** start of Data provided **

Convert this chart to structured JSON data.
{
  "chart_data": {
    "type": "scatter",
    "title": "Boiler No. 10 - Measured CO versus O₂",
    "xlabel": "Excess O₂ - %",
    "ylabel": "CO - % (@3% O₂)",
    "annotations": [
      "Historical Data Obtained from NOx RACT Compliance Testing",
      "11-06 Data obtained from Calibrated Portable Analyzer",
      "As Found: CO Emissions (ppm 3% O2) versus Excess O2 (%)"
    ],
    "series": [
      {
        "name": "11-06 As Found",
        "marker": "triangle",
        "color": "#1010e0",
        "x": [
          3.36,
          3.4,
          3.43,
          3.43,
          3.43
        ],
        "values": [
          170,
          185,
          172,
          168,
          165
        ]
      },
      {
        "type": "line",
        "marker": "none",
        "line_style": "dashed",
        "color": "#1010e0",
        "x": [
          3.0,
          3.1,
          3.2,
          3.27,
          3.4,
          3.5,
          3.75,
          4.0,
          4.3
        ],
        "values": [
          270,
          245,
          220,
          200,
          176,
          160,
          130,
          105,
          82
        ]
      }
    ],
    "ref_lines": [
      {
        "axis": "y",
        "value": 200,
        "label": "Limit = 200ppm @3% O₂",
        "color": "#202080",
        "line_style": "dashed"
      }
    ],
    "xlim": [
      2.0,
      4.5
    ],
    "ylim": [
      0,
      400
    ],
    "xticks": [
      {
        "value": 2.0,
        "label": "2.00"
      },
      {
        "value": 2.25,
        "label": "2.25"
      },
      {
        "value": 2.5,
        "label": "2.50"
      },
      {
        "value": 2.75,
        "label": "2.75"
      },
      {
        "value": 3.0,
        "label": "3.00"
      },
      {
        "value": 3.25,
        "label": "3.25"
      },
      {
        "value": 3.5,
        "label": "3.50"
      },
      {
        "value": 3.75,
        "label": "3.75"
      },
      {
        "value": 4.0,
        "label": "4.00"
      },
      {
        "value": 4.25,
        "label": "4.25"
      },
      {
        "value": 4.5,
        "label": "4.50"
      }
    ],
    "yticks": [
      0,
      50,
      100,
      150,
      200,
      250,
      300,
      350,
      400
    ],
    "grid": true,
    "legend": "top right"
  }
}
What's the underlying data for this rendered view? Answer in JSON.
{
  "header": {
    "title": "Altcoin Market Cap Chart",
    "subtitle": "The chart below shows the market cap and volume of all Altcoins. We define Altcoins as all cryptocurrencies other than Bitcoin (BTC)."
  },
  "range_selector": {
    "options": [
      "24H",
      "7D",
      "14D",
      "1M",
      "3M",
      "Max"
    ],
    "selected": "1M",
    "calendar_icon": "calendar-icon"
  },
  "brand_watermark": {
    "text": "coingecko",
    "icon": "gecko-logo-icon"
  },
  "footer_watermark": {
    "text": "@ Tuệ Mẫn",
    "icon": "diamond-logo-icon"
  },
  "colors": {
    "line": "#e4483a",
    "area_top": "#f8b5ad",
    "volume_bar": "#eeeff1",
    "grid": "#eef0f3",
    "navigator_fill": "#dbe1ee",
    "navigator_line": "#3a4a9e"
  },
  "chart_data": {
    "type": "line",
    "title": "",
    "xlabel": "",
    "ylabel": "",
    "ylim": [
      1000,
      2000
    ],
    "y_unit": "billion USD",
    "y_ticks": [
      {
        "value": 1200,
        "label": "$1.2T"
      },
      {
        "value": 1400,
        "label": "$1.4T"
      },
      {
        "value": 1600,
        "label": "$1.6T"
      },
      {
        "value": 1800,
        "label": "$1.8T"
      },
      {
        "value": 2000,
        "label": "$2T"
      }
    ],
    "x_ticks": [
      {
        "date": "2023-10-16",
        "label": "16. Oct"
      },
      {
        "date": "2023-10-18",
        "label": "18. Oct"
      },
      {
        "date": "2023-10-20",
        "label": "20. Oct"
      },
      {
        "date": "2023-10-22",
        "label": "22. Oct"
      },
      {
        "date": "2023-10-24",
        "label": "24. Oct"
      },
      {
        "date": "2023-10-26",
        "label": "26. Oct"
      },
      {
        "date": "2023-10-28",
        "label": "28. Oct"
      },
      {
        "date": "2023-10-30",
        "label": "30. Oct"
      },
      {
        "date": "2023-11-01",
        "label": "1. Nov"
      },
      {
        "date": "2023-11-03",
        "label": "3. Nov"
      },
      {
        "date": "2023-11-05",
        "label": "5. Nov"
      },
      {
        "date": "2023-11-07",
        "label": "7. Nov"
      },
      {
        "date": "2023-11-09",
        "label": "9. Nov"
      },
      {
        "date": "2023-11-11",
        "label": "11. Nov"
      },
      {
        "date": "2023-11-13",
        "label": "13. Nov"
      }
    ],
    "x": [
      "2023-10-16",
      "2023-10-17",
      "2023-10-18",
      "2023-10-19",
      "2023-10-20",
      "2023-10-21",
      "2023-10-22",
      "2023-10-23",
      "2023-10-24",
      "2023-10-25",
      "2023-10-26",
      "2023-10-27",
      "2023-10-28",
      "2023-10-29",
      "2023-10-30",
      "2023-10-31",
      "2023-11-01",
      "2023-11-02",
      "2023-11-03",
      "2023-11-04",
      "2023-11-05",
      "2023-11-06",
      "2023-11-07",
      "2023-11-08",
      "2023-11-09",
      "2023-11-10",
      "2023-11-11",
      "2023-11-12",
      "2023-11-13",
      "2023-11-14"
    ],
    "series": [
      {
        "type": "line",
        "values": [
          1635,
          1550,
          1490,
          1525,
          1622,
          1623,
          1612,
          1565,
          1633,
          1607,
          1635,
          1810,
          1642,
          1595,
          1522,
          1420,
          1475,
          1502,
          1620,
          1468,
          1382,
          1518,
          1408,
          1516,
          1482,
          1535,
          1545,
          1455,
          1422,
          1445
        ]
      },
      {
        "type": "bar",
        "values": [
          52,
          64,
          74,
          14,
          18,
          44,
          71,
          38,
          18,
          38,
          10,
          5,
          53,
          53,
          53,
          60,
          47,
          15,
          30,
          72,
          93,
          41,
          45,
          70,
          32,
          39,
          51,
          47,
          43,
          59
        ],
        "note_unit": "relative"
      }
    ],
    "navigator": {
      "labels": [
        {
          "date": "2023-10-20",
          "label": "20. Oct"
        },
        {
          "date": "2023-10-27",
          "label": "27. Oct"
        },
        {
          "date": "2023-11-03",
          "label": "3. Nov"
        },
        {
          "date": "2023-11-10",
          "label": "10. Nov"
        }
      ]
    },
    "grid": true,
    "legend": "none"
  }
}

** end of Data provided **

Note each line of the entries that has "logo" in it, and copy those lines.

Solution for this task>
    "icon": "gecko-logo-icon"
    "icon": "diamond-logo-icon"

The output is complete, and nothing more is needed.